## Instruction
Review the listing and copy each line that holds the word "frac".
•••••
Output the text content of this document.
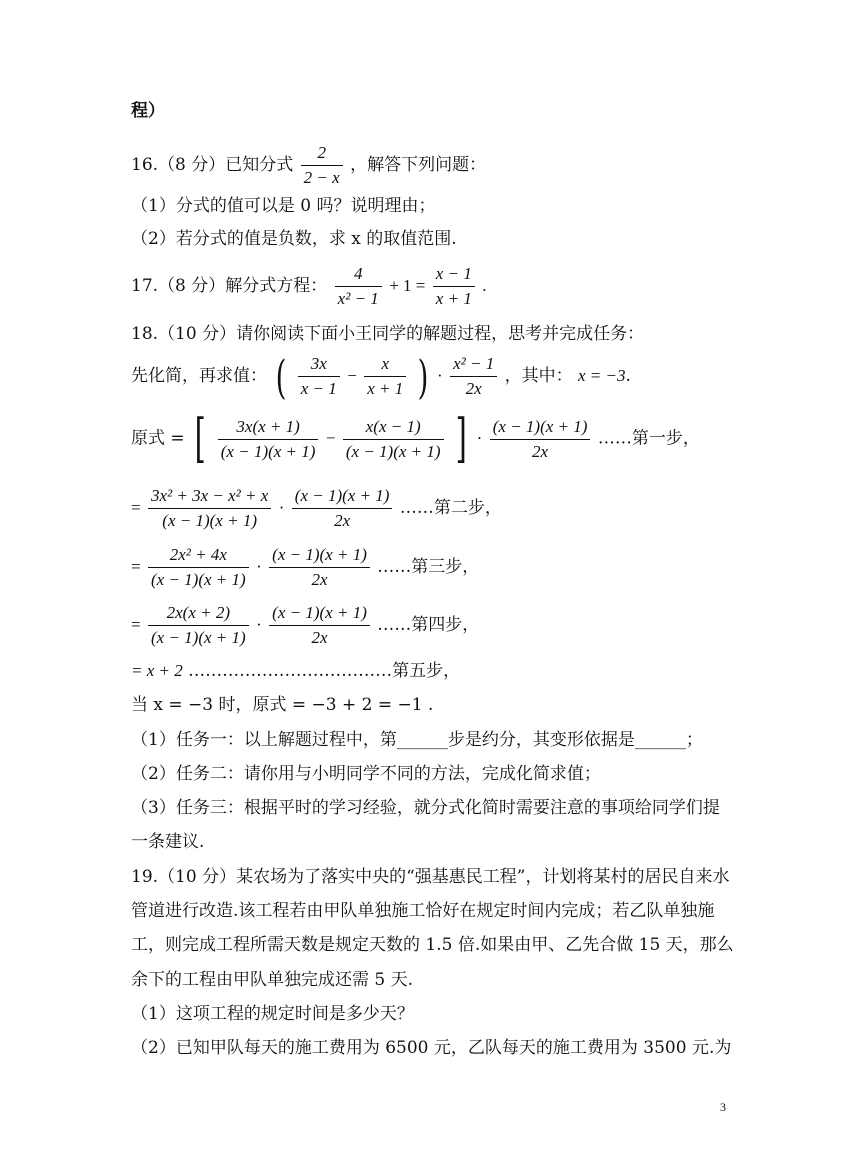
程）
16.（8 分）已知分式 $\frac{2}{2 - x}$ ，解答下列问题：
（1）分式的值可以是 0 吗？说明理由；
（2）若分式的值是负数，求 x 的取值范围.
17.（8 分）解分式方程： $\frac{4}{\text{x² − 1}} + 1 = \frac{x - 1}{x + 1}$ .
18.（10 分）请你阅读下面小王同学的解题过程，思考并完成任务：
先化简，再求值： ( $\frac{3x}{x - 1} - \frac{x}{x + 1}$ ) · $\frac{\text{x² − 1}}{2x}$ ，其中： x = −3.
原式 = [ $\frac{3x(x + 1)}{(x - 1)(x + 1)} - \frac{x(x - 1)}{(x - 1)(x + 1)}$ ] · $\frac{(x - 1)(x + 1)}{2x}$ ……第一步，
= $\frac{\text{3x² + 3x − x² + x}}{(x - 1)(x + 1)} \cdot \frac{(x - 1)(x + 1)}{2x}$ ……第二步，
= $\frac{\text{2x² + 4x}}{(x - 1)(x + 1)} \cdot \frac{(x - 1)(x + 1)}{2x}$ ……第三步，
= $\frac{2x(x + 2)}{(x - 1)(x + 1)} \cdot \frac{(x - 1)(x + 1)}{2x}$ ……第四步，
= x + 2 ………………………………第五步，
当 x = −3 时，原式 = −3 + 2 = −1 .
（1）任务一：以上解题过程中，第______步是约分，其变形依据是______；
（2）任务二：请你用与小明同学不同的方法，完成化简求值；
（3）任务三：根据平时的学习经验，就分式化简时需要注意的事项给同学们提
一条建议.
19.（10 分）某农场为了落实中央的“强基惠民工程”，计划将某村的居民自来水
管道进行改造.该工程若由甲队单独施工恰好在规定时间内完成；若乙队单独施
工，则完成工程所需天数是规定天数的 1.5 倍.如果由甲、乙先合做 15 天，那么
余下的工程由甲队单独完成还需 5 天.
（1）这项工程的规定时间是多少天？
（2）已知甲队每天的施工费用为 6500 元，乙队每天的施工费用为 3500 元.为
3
•••••
## Output below
16.（8 分）已知分式 $\frac{2}{2 - x}$ ，解答下列问题：
17.（8 分）解分式方程： $\frac{4}{\text{x² − 1}} + 1 = \frac{x - 1}{x + 1}$ .
先化简，再求值： ( $\frac{3x}{x - 1} - \frac{x}{x + 1}$ ) · $\frac{\text{x² − 1}}{2x}$ ，其中： x = −3.
原式 = [ $\frac{3x(x + 1)}{(x - 1)(x + 1)} - \frac{x(x - 1)}{(x - 1)(x + 1)}$ ] · $\frac{(x - 1)(x + 1)}{2x}$ ……第一步，
= $\frac{\text{3x² + 3x − x² + x}}{(x - 1)(x + 1)} \cdot \frac{(x - 1)(x + 1)}{2x}$ ……第二步，
= $\frac{\text{2x² + 4x}}{(x - 1)(x + 1)} \cdot \frac{(x - 1)(x + 1)}{2x}$ ……第三步，
= $\frac{2x(x + 2)}{(x - 1)(x + 1)} \cdot \frac{(x - 1)(x + 1)}{2x}$ ……第四步，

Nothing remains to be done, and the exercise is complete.